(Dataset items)
☆ ☆ ☆ ☆ ☆

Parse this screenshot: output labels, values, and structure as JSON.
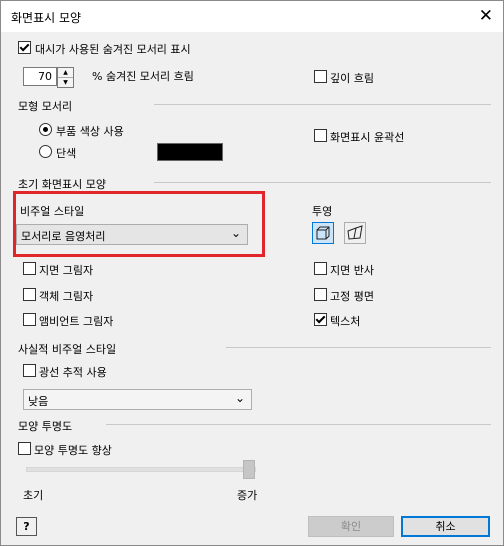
{
  "title": "화면표시 모양",
  "close_glyph": "✕",
  "silhouette": {
    "checkbox_label": "대시가 사용된 숨겨진 모서리 표시",
    "checked": true,
    "spinner_value": "70",
    "spinner_label": "% 숨겨진 모서리 흐림"
  },
  "depth_dim": {
    "label": "깊이 흐림",
    "checked": false
  },
  "model_edges": {
    "heading": "모형 모서리",
    "radio_part_color": "부품 색상 사용",
    "radio_single_color": "단색",
    "selected": "part_color",
    "swatch_color": "#000000",
    "silhouette_label": "화면표시 윤곽선",
    "silhouette_checked": false
  },
  "initial_display": {
    "heading": "초기 화면표시 모양",
    "visual_style_label": "비주얼 스타일",
    "visual_style_value": "모서리로 음영처리",
    "projection_label": "투영",
    "projection_selected": "orthographic"
  },
  "left_options": [
    {
      "label": "지면 그림자",
      "checked": false
    },
    {
      "label": "객체 그림자",
      "checked": false
    },
    {
      "label": "앰비언트 그림자",
      "checked": false
    }
  ],
  "right_options": [
    {
      "label": "지면 반사",
      "checked": false
    },
    {
      "label": "고정 평면",
      "checked": false
    },
    {
      "label": "텍스처",
      "checked": true
    }
  ],
  "realistic": {
    "heading": "사실적 비주얼 스타일",
    "raytrace_label": "광선 추적 사용",
    "raytrace_checked": false,
    "quality_value": "낮음"
  },
  "transparency": {
    "heading": "모양 투명도",
    "checkbox_label": "모양 투명도 향상",
    "checked": false,
    "slider_min_label": "초기",
    "slider_max_label": "증가",
    "slider_level": 1.0
  },
  "buttons": {
    "help": "?",
    "ok": "확인",
    "cancel": "취소"
  },
  "colors": {
    "highlight": "#e0262b",
    "focus": "#0078d7"
  }
}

☆ ☆ ☆ ☆ ☆

◆ WHAT YOU NEED TO DO
Scan the lines for the string "heading". Copy out each line that matches.

◆ WRITTEN ANSWER
    "heading": "모형 모서리",
    "heading": "초기 화면표시 모양",
    "heading": "사실적 비주얼 스타일",
    "heading": "모양 투명도",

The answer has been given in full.